— BEGIN Supplied material —

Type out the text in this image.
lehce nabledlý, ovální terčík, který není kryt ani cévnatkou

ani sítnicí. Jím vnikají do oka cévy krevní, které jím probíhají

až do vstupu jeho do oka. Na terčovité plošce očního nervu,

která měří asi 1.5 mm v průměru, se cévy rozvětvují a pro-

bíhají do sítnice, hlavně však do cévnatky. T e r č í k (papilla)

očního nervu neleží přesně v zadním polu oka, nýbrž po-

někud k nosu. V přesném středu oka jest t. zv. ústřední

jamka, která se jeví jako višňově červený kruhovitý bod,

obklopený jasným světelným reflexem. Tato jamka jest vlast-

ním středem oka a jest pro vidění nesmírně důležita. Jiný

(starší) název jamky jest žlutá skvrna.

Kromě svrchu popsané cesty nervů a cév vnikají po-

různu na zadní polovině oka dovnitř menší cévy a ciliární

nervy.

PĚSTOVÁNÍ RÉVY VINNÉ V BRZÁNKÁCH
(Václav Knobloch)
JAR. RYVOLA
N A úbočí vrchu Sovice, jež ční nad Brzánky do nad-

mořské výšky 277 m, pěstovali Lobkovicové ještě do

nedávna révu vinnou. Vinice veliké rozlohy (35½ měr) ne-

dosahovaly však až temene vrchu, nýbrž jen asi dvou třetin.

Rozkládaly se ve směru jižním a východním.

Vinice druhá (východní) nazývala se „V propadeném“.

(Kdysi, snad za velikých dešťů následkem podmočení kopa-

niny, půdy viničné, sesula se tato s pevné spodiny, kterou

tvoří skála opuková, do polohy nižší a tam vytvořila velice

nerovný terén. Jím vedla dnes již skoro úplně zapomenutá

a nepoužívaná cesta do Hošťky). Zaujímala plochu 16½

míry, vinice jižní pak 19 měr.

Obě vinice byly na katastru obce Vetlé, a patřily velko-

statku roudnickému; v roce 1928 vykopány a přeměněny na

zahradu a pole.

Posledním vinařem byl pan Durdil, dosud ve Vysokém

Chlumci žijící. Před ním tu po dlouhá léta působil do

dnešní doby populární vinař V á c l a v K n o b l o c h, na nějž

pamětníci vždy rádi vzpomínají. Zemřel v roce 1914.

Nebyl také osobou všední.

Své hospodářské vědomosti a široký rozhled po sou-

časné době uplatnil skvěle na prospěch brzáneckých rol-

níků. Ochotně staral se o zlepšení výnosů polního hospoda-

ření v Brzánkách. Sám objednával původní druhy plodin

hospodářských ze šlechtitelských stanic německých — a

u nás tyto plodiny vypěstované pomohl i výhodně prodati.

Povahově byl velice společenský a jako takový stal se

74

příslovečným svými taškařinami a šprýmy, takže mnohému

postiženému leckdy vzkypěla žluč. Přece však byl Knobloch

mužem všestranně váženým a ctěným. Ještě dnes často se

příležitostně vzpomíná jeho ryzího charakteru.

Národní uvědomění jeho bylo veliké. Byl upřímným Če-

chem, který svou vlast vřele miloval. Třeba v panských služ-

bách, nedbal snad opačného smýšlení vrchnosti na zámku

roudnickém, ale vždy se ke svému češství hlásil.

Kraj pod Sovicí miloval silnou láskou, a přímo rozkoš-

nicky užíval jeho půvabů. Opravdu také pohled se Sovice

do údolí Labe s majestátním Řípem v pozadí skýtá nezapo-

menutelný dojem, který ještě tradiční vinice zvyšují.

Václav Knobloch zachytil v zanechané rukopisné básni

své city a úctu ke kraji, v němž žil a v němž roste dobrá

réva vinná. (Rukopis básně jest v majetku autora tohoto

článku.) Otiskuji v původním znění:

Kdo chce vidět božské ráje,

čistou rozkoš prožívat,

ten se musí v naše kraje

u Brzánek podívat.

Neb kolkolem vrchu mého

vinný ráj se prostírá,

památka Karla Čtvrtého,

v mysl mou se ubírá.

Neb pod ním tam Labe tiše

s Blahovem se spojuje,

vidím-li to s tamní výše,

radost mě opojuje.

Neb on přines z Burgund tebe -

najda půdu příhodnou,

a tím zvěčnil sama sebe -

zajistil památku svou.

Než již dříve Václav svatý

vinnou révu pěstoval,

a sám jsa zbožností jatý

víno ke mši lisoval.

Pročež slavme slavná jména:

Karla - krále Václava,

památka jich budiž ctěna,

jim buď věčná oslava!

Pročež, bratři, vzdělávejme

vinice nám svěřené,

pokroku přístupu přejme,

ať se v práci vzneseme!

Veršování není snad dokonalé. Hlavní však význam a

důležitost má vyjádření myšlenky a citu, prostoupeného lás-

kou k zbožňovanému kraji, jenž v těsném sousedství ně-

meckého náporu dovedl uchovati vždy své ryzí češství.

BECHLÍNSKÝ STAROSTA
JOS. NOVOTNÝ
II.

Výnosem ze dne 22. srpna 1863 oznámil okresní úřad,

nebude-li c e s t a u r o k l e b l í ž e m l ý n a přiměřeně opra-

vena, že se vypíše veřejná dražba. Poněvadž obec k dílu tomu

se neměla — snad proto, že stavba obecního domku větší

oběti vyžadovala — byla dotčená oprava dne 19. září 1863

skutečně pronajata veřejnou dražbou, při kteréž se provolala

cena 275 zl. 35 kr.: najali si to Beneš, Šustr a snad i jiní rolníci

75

— END Supplied material —

### Given task
Take the listing above and set it down exactly.

### Solved exercise
Type out the text in this image.
lehce nabledlý, ovální terčík, který není kryt ani cévnatkou

ani sítnicí. Jím vnikají do oka cévy krevní, které jím probíhají

až do vstupu jeho do oka. Na terčovité plošce očního nervu,

která měří asi 1.5 mm v průměru, se cévy rozvětvují a pro-

bíhají do sítnice, hlavně však do cévnatky. T e r č í k (papilla)

očního nervu neleží přesně v zadním polu oka, nýbrž po-

někud k nosu. V přesném středu oka jest t. zv. ústřední

jamka, která se jeví jako višňově červený kruhovitý bod,

obklopený jasným světelným reflexem. Tato jamka jest vlast-

ním středem oka a jest pro vidění nesmírně důležita. Jiný

(starší) název jamky jest žlutá skvrna.

Kromě svrchu popsané cesty nervů a cév vnikají po-

různu na zadní polovině oka dovnitř menší cévy a ciliární

nervy.

PĚSTOVÁNÍ RÉVY VINNÉ V BRZÁNKÁCH
(Václav Knobloch)
JAR. RYVOLA
N A úbočí vrchu Sovice, jež ční nad Brzánky do nad-

mořské výšky 277 m, pěstovali Lobkovicové ještě do

nedávna révu vinnou. Vinice veliké rozlohy (35½ měr) ne-

dosahovaly však až temene vrchu, nýbrž jen asi dvou třetin.

Rozkládaly se ve směru jižním a východním.

Vinice druhá (východní) nazývala se „V propadeném“.

(Kdysi, snad za velikých dešťů následkem podmočení kopa-

niny, půdy viničné, sesula se tato s pevné spodiny, kterou

tvoří skála opuková, do polohy nižší a tam vytvořila velice

nerovný terén. Jím vedla dnes již skoro úplně zapomenutá

a nepoužívaná cesta do Hošťky). Zaujímala plochu 16½

míry, vinice jižní pak 19 měr.

Obě vinice byly na katastru obce Vetlé, a patřily velko-

statku roudnickému; v roce 1928 vykopány a přeměněny na

zahradu a pole.

Posledním vinařem byl pan Durdil, dosud ve Vysokém

Chlumci žijící. Před ním tu po dlouhá léta působil do

dnešní doby populární vinař V á c l a v K n o b l o c h, na nějž

pamětníci vždy rádi vzpomínají. Zemřel v roce 1914.

Nebyl také osobou všední.

Své hospodářské vědomosti a široký rozhled po sou-

časné době uplatnil skvěle na prospěch brzáneckých rol-

níků. Ochotně staral se o zlepšení výnosů polního hospoda-

ření v Brzánkách. Sám objednával původní druhy plodin

hospodářských ze šlechtitelských stanic německých — a

u nás tyto plodiny vypěstované pomohl i výhodně prodati.

Povahově byl velice společenský a jako takový stal se

74

příslovečným svými taškařinami a šprýmy, takže mnohému

postiženému leckdy vzkypěla žluč. Přece však byl Knobloch

mužem všestranně váženým a ctěným. Ještě dnes často se

příležitostně vzpomíná jeho ryzího charakteru.

Národní uvědomění jeho bylo veliké. Byl upřímným Če-

chem, který svou vlast vřele miloval. Třeba v panských služ-

bách, nedbal snad opačného smýšlení vrchnosti na zámku

roudnickém, ale vždy se ke svému češství hlásil.

Kraj pod Sovicí miloval silnou láskou, a přímo rozkoš-

nicky užíval jeho půvabů. Opravdu také pohled se Sovice

do údolí Labe s majestátním Řípem v pozadí skýtá nezapo-

menutelný dojem, který ještě tradiční vinice zvyšují.

Václav Knobloch zachytil v zanechané rukopisné básni

své city a úctu ke kraji, v němž žil a v němž roste dobrá

réva vinná. (Rukopis básně jest v majetku autora tohoto

článku.) Otiskuji v původním znění:

Kdo chce vidět božské ráje,

čistou rozkoš prožívat,

ten se musí v naše kraje

u Brzánek podívat.

Neb kolkolem vrchu mého

vinný ráj se prostírá,

památka Karla Čtvrtého,

v mysl mou se ubírá.

Neb pod ním tam Labe tiše

s Blahovem se spojuje,

vidím-li to s tamní výše,

radost mě opojuje.

Neb on přines z Burgund tebe -

najda půdu příhodnou,

a tím zvěčnil sama sebe -

zajistil památku svou.

Než již dříve Václav svatý

vinnou révu pěstoval,

a sám jsa zbožností jatý

víno ke mši lisoval.

Pročež slavme slavná jména:

Karla - krále Václava,

památka jich budiž ctěna,

jim buď věčná oslava!

Pročež, bratři, vzdělávejme

vinice nám svěřené,

pokroku přístupu přejme,

ať se v práci vzneseme!

Veršování není snad dokonalé. Hlavní však význam a

důležitost má vyjádření myšlenky a citu, prostoupeného lás-

kou k zbožňovanému kraji, jenž v těsném sousedství ně-

meckého náporu dovedl uchovati vždy své ryzí češství.

BECHLÍNSKÝ STAROSTA
JOS. NOVOTNÝ
II.

Výnosem ze dne 22. srpna 1863 oznámil okresní úřad,

nebude-li c e s t a u r o k l e b l í ž e m l ý n a přiměřeně opra-

vena, že se vypíše veřejná dražba. Poněvadž obec k dílu tomu

se neměla — snad proto, že stavba obecního domku větší

oběti vyžadovala — byla dotčená oprava dne 19. září 1863

skutečně pronajata veřejnou dražbou, při kteréž se provolala

cena 275 zl. 35 kr.: najali si to Beneš, Šustr a snad i jiní rolníci

75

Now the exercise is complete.